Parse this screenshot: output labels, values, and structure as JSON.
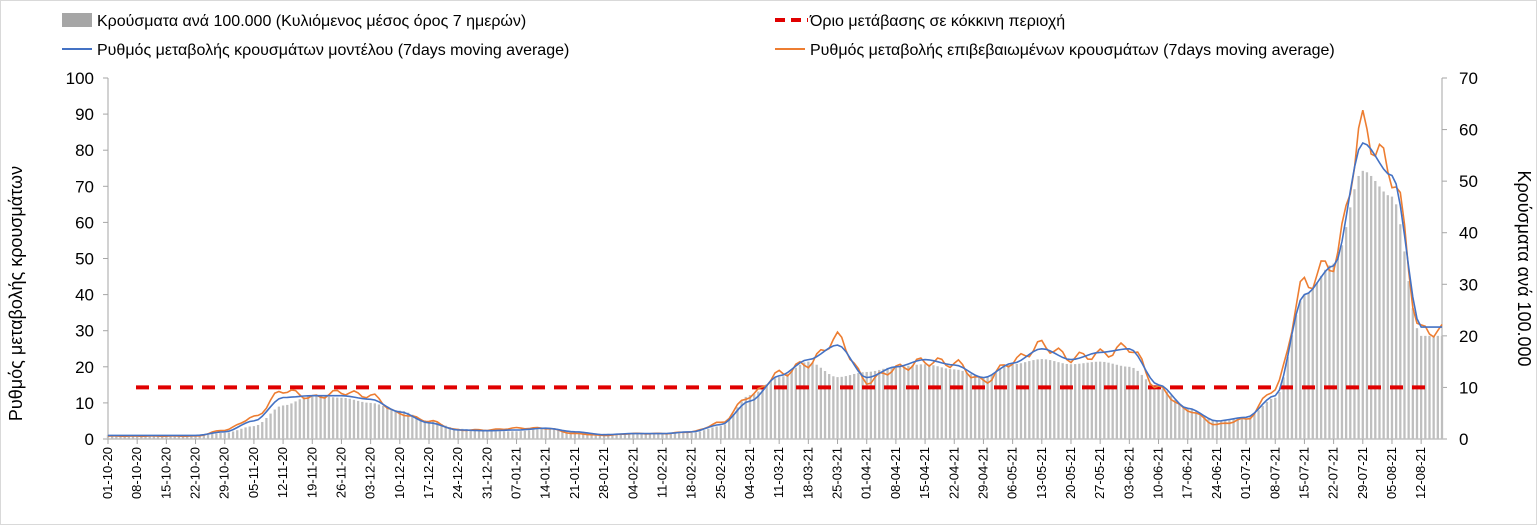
{
  "chart_data": {
    "type": "bar-line-combo",
    "legend": {
      "bars": "Κρούσματα ανά 100.000 (Κυλιόμενος μέσος όρος 7 ημερών)",
      "threshold": "Όριο μετάβασης σε κόκκινη περιοχή",
      "model": "Ρυθμός μεταβολής κρουσμάτων μοντέλου (7days moving average)",
      "confirmed": "Ρυθμός μεταβολής επιβεβαιωμένων κρουσμάτων (7days moving average)"
    },
    "y_left_label": "Ρυθμός μεταβολής κρουσμάτων",
    "y_right_label": "Κρούσματα ανά 100.000",
    "y_left_range": [
      0,
      100
    ],
    "y_left_ticks": [
      "0",
      "10",
      "20",
      "30",
      "40",
      "50",
      "60",
      "70",
      "80",
      "90",
      "100"
    ],
    "y_right_range": [
      0,
      70
    ],
    "y_right_ticks": [
      "0",
      "10",
      "20",
      "30",
      "40",
      "50",
      "60",
      "70"
    ],
    "x_tick_labels": [
      "01-10-20",
      "08-10-20",
      "15-10-20",
      "22-10-20",
      "29-10-20",
      "05-11-20",
      "12-11-20",
      "19-11-20",
      "26-11-20",
      "03-12-20",
      "10-12-20",
      "17-12-20",
      "24-12-20",
      "31-12-20",
      "07-01-21",
      "14-01-21",
      "21-01-21",
      "28-01-21",
      "04-02-21",
      "11-02-21",
      "18-02-21",
      "25-02-21",
      "04-03-21",
      "11-03-21",
      "18-03-21",
      "25-03-21",
      "01-04-21",
      "08-04-21",
      "15-04-21",
      "22-04-21",
      "29-04-21",
      "06-05-21",
      "13-05-21",
      "20-05-21",
      "27-05-21",
      "03-06-21",
      "10-06-21",
      "17-06-21",
      "24-06-21",
      "01-07-21",
      "08-07-21",
      "15-07-21",
      "22-07-21",
      "29-07-21",
      "05-08-21",
      "12-08-21"
    ],
    "threshold_right_axis": 10,
    "bars_weekly_right_axis": [
      0.8,
      0.7,
      0.6,
      0.6,
      1.2,
      2.5,
      6.5,
      8.5,
      8.0,
      7.0,
      5.5,
      3.5,
      2.0,
      1.5,
      1.5,
      2.0,
      1.5,
      1.0,
      1.0,
      1.0,
      1.2,
      2.5,
      8.5,
      12.0,
      15.0,
      12.0,
      13.0,
      14.0,
      14.5,
      13.5,
      12.0,
      14.5,
      15.5,
      14.5,
      15.0,
      14.0,
      10.0,
      6.0,
      3.5,
      4.0,
      8.0,
      28.0,
      34.0,
      52.0,
      47.0,
      20.0
    ],
    "model_weekly_left_axis": [
      1.0,
      1.0,
      1.0,
      1.0,
      2.0,
      5.0,
      11.5,
      12.0,
      12.0,
      11.0,
      7.5,
      4.5,
      2.5,
      2.3,
      2.5,
      3.0,
      2.0,
      1.2,
      1.5,
      1.5,
      2.0,
      4.0,
      10.5,
      17.5,
      22.0,
      26.0,
      17.0,
      20.0,
      22.0,
      20.5,
      17.0,
      21.0,
      25.0,
      22.0,
      24.0,
      25.0,
      15.0,
      8.5,
      5.0,
      6.0,
      12.0,
      40.0,
      48.0,
      82.0,
      73.0,
      31.0
    ],
    "confirmed_weekly_left_axis": [
      0.8,
      0.8,
      0.8,
      0.8,
      2.5,
      6.0,
      13.5,
      11.5,
      13.0,
      12.0,
      7.0,
      5.0,
      2.5,
      2.5,
      3.0,
      3.0,
      1.5,
      1.0,
      1.5,
      1.5,
      2.0,
      4.5,
      12.0,
      18.0,
      21.0,
      28.0,
      16.0,
      19.5,
      21.5,
      21.0,
      16.0,
      21.5,
      26.0,
      22.5,
      23.5,
      25.5,
      14.0,
      8.0,
      4.0,
      5.5,
      14.0,
      43.0,
      49.0,
      86.0,
      74.0,
      30.0
    ]
  }
}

══════

Working from the lines above, reproduce the material exactly and exclude its pictures.

Parse this screenshot: output labels, values, and structure as JSON.
{
  "chart_data": {
    "type": "bar-line-combo",
    "legend": {
      "bars": "Κρούσματα ανά 100.000 (Κυλιόμενος μέσος όρος 7 ημερών)",
      "threshold": "Όριο μετάβασης σε κόκκινη περιοχή",
      "model": "Ρυθμός μεταβολής κρουσμάτων μοντέλου (7days moving average)",
      "confirmed": "Ρυθμός μεταβολής επιβεβαιωμένων κρουσμάτων (7days moving average)"
    },
    "y_left_label": "Ρυθμός μεταβολής κρουσμάτων",
    "y_right_label": "Κρούσματα ανά 100.000",
    "y_left_range": [
      0,
      100
    ],
    "y_left_ticks": [
      "0",
      "10",
      "20",
      "30",
      "40",
      "50",
      "60",
      "70",
      "80",
      "90",
      "100"
    ],
    "y_right_range": [
      0,
      70
    ],
    "y_right_ticks": [
      "0",
      "10",
      "20",
      "30",
      "40",
      "50",
      "60",
      "70"
    ],
    "x_tick_labels": [
      "01-10-20",
      "08-10-20",
      "15-10-20",
      "22-10-20",
      "29-10-20",
      "05-11-20",
      "12-11-20",
      "19-11-20",
      "26-11-20",
      "03-12-20",
      "10-12-20",
      "17-12-20",
      "24-12-20",
      "31-12-20",
      "07-01-21",
      "14-01-21",
      "21-01-21",
      "28-01-21",
      "04-02-21",
      "11-02-21",
      "18-02-21",
      "25-02-21",
      "04-03-21",
      "11-03-21",
      "18-03-21",
      "25-03-21",
      "01-04-21",
      "08-04-21",
      "15-04-21",
      "22-04-21",
      "29-04-21",
      "06-05-21",
      "13-05-21",
      "20-05-21",
      "27-05-21",
      "03-06-21",
      "10-06-21",
      "17-06-21",
      "24-06-21",
      "01-07-21",
      "08-07-21",
      "15-07-21",
      "22-07-21",
      "29-07-21",
      "05-08-21",
      "12-08-21"
    ],
    "threshold_right_axis": 10,
    "bars_weekly_right_axis": [
      0.8,
      0.7,
      0.6,
      0.6,
      1.2,
      2.5,
      6.5,
      8.5,
      8.0,
      7.0,
      5.5,
      3.5,
      2.0,
      1.5,
      1.5,
      2.0,
      1.5,
      1.0,
      1.0,
      1.0,
      1.2,
      2.5,
      8.5,
      12.0,
      15.0,
      12.0,
      13.0,
      14.0,
      14.5,
      13.5,
      12.0,
      14.5,
      15.5,
      14.5,
      15.0,
      14.0,
      10.0,
      6.0,
      3.5,
      4.0,
      8.0,
      28.0,
      34.0,
      52.0,
      47.0,
      20.0
    ],
    "model_weekly_left_axis": [
      1.0,
      1.0,
      1.0,
      1.0,
      2.0,
      5.0,
      11.5,
      12.0,
      12.0,
      11.0,
      7.5,
      4.5,
      2.5,
      2.3,
      2.5,
      3.0,
      2.0,
      1.2,
      1.5,
      1.5,
      2.0,
      4.0,
      10.5,
      17.5,
      22.0,
      26.0,
      17.0,
      20.0,
      22.0,
      20.5,
      17.0,
      21.0,
      25.0,
      22.0,
      24.0,
      25.0,
      15.0,
      8.5,
      5.0,
      6.0,
      12.0,
      40.0,
      48.0,
      82.0,
      73.0,
      31.0
    ],
    "confirmed_weekly_left_axis": [
      0.8,
      0.8,
      0.8,
      0.8,
      2.5,
      6.0,
      13.5,
      11.5,
      13.0,
      12.0,
      7.0,
      5.0,
      2.5,
      2.5,
      3.0,
      3.0,
      1.5,
      1.0,
      1.5,
      1.5,
      2.0,
      4.5,
      12.0,
      18.0,
      21.0,
      28.0,
      16.0,
      19.5,
      21.5,
      21.0,
      16.0,
      21.5,
      26.0,
      22.5,
      23.5,
      25.5,
      14.0,
      8.0,
      4.0,
      5.5,
      14.0,
      43.0,
      49.0,
      86.0,
      74.0,
      30.0
    ]
  }
}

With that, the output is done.